▶ **Text section**:
Wednesday, 23 February 2011

Tim Love's Lit Refs Blogs

Tim Love has been publishing poetry on the U.K. magazine scene for a long time now. He currently has a pamphlet, titled Moving Parts, out with Happenstance, and I'm very much looking forward to getting hold of a copy.

For many years he's maintained his Lit Refs website, which he's now moving into a blog format. I thoroughly recommend a trawl through - there's an abundance of fascinating material both for novices and experienced readers and poets.

The new structure is set up in three strands: the main, most "bloggish" section, archived articles and archived reviews. Lit Refs has helped me on many occasions in the past, and this new format enables us to keep up with Love's constant updates. He's always subjective and forthright, which lends the blogs a real sense of an authentic perspective on U.K. poetry over the past few years and the present day. They are an excellent resource.

▶ **Record extracts**:
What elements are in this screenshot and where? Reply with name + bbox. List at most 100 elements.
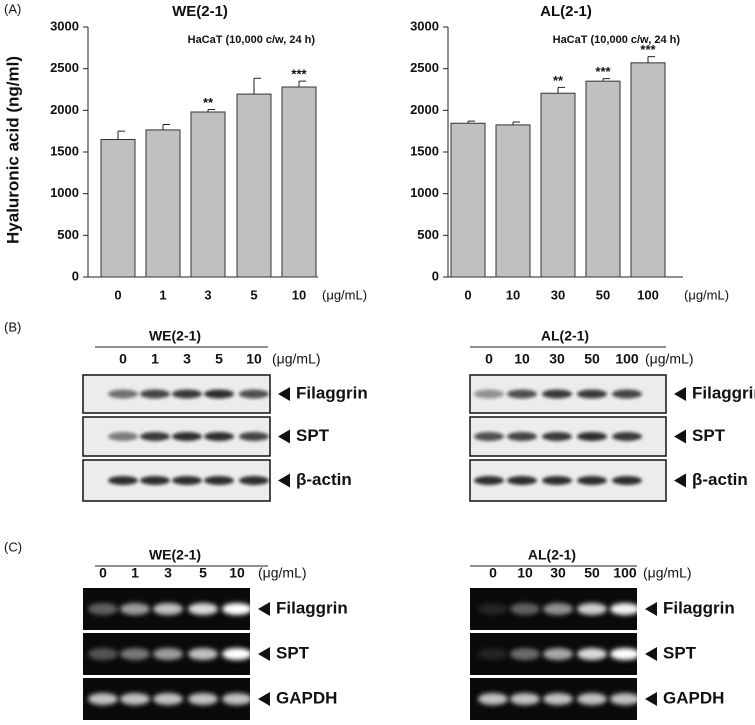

...

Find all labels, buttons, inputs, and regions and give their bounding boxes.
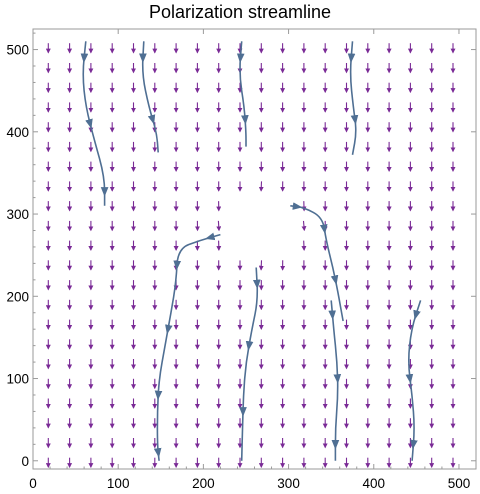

* * *

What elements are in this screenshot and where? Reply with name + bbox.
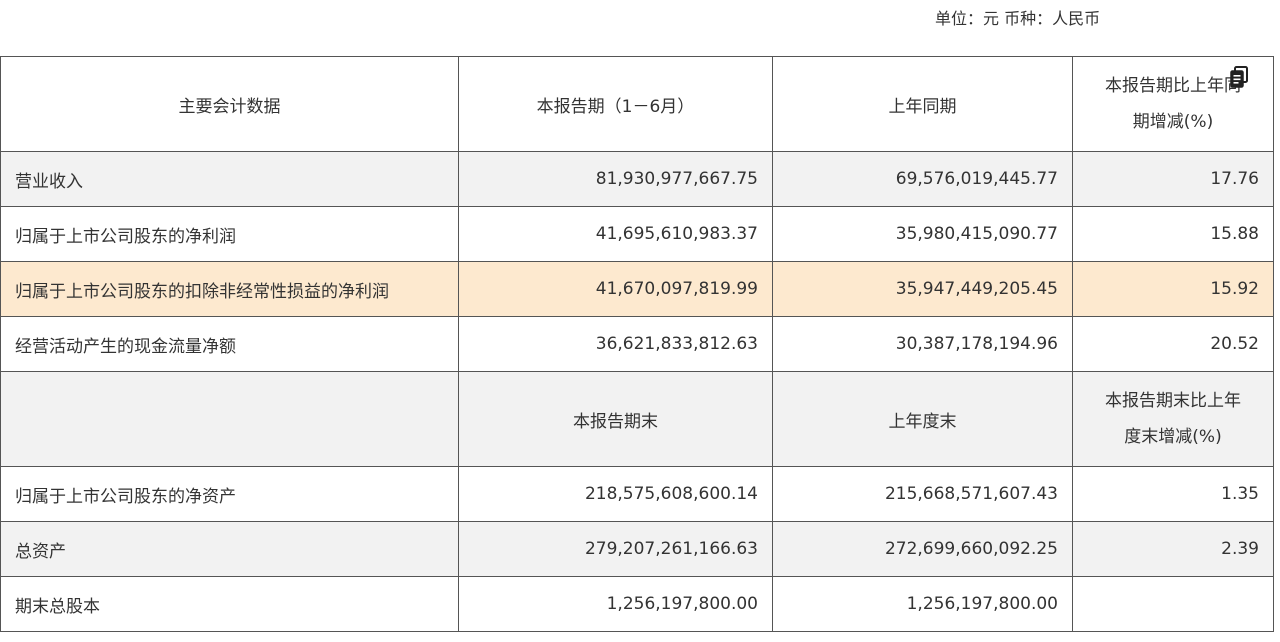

▶ **Task instructions**:
Answer these questions from the blog post about Tim Love's Lit Refs above.
(a) What is the title of Tim Love's pamphlet, and who published it?
(b) What format is the Lit Refs website moving into?
(c) What are the three strands of the new structure?

▶ **Response to the task**:
(a) Moving Parts, published by Happenstance.
(b) A blog format.
(c) The main, most "bloggish" section, archived articles, and archived reviews.